[start]

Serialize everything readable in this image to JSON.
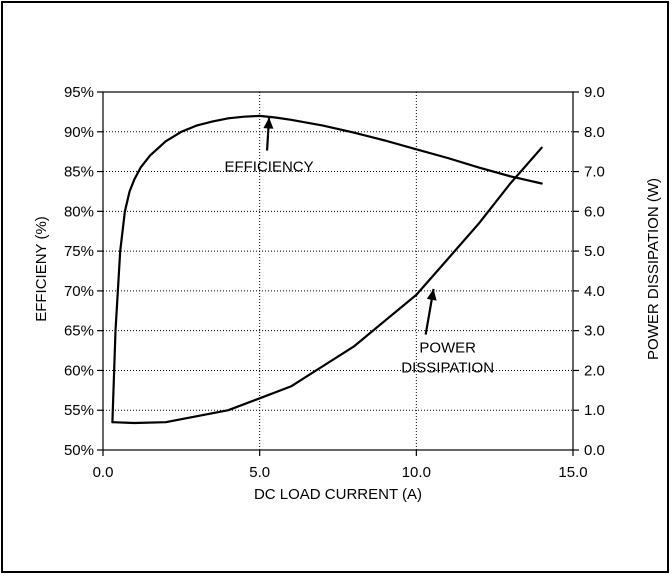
{
  "chart_data": {
    "type": "line",
    "title": "",
    "xlabel": "DC LOAD CURRENT (A)",
    "ylabel_left": "EFFICIENY (%)",
    "ylabel_right": "POWER DISSIPATION (W)",
    "xlim": [
      0,
      15
    ],
    "ylim_left": [
      50,
      95
    ],
    "ylim_right": [
      0,
      9
    ],
    "grid": true,
    "x_ticks": [
      "0.0",
      "5.0",
      "10.0",
      "15.0"
    ],
    "x_tick_values": [
      0,
      5,
      10,
      15
    ],
    "y_left_ticks": [
      "50%",
      "55%",
      "60%",
      "65%",
      "70%",
      "75%",
      "80%",
      "85%",
      "90%",
      "95%"
    ],
    "y_left_tick_values": [
      50,
      55,
      60,
      65,
      70,
      75,
      80,
      85,
      90,
      95
    ],
    "y_right_ticks": [
      "0.0",
      "1.0",
      "2.0",
      "3.0",
      "4.0",
      "5.0",
      "6.0",
      "7.0",
      "8.0",
      "9.0"
    ],
    "y_right_tick_values": [
      0,
      1,
      2,
      3,
      4,
      5,
      6,
      7,
      8,
      9
    ],
    "series": [
      {
        "axis": "left",
        "x": [
          0.3,
          0.4,
          0.55,
          0.7,
          0.85,
          1.0,
          1.2,
          1.5,
          2.0,
          2.5,
          3.0,
          3.5,
          4.0,
          4.5,
          5.0,
          5.5,
          6.0,
          7.0,
          8.0,
          9.0,
          10.0,
          11.0,
          12.0,
          13.0,
          14.0
        ],
        "y": [
          53.5,
          65.0,
          75.0,
          80.0,
          82.5,
          84.0,
          85.5,
          87.0,
          88.8,
          90.0,
          90.8,
          91.3,
          91.7,
          91.9,
          92.0,
          91.8,
          91.5,
          90.8,
          89.9,
          88.9,
          87.8,
          86.7,
          85.5,
          84.4,
          83.5
        ]
      },
      {
        "axis": "right",
        "x": [
          0.3,
          1.0,
          2.0,
          3.0,
          4.0,
          5.0,
          6.0,
          7.0,
          8.0,
          9.0,
          10.0,
          11.0,
          12.0,
          13.0,
          14.0
        ],
        "y": [
          0.7,
          0.68,
          0.7,
          0.85,
          1.0,
          1.3,
          1.6,
          2.1,
          2.6,
          3.25,
          3.9,
          4.8,
          5.7,
          6.7,
          7.6
        ]
      }
    ],
    "annotations": [
      {
        "lines": [
          "EFFICIENCY"
        ],
        "x": 5.3,
        "y": 85.0,
        "axis": "left",
        "arrow_to": [
          5.3,
          91.8
        ]
      },
      {
        "lines": [
          "POWER",
          "DISSIPATION"
        ],
        "x": 11.0,
        "y": 2.45,
        "axis": "right",
        "arrow_to": [
          10.55,
          4.05
        ]
      }
    ]
  }
}
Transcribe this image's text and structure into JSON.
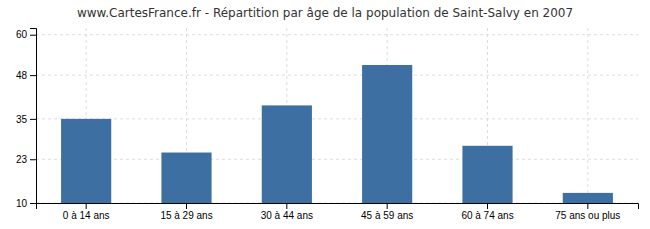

[end]

• [Exercise]
Set every line down exactly as written, leaving each picture out.

• [Output for this exercise]
Serialize everything readable in this image to JSON.
{
  "chart_data": {
    "type": "line",
    "title": "",
    "xlabel": "DC LOAD CURRENT (A)",
    "ylabel_left": "EFFICIENY (%)",
    "ylabel_right": "POWER DISSIPATION (W)",
    "xlim": [
      0,
      15
    ],
    "ylim_left": [
      50,
      95
    ],
    "ylim_right": [
      0,
      9
    ],
    "grid": true,
    "x_ticks": [
      "0.0",
      "5.0",
      "10.0",
      "15.0"
    ],
    "x_tick_values": [
      0,
      5,
      10,
      15
    ],
    "y_left_ticks": [
      "50%",
      "55%",
      "60%",
      "65%",
      "70%",
      "75%",
      "80%",
      "85%",
      "90%",
      "95%"
    ],
    "y_left_tick_values": [
      50,
      55,
      60,
      65,
      70,
      75,
      80,
      85,
      90,
      95
    ],
    "y_right_ticks": [
      "0.0",
      "1.0",
      "2.0",
      "3.0",
      "4.0",
      "5.0",
      "6.0",
      "7.0",
      "8.0",
      "9.0"
    ],
    "y_right_tick_values": [
      0,
      1,
      2,
      3,
      4,
      5,
      6,
      7,
      8,
      9
    ],
    "series": [
      {
        "axis": "left",
        "x": [
          0.3,
          0.4,
          0.55,
          0.7,
          0.85,
          1.0,
          1.2,
          1.5,
          2.0,
          2.5,
          3.0,
          3.5,
          4.0,
          4.5,
          5.0,
          5.5,
          6.0,
          7.0,
          8.0,
          9.0,
          10.0,
          11.0,
          12.0,
          13.0,
          14.0
        ],
        "y": [
          53.5,
          65.0,
          75.0,
          80.0,
          82.5,
          84.0,
          85.5,
          87.0,
          88.8,
          90.0,
          90.8,
          91.3,
          91.7,
          91.9,
          92.0,
          91.8,
          91.5,
          90.8,
          89.9,
          88.9,
          87.8,
          86.7,
          85.5,
          84.4,
          83.5
        ]
      },
      {
        "axis": "right",
        "x": [
          0.3,
          1.0,
          2.0,
          3.0,
          4.0,
          5.0,
          6.0,
          7.0,
          8.0,
          9.0,
          10.0,
          11.0,
          12.0,
          13.0,
          14.0
        ],
        "y": [
          0.7,
          0.68,
          0.7,
          0.85,
          1.0,
          1.3,
          1.6,
          2.1,
          2.6,
          3.25,
          3.9,
          4.8,
          5.7,
          6.7,
          7.6
        ]
      }
    ],
    "annotations": [
      {
        "lines": [
          "EFFICIENCY"
        ],
        "x": 5.3,
        "y": 85.0,
        "axis": "left",
        "arrow_to": [
          5.3,
          91.8
        ]
      },
      {
        "lines": [
          "POWER",
          "DISSIPATION"
        ],
        "x": 11.0,
        "y": 2.45,
        "axis": "right",
        "arrow_to": [
          10.55,
          4.05
        ]
      }
    ]
  }
}
Transcribe this image's text and structure into JSON.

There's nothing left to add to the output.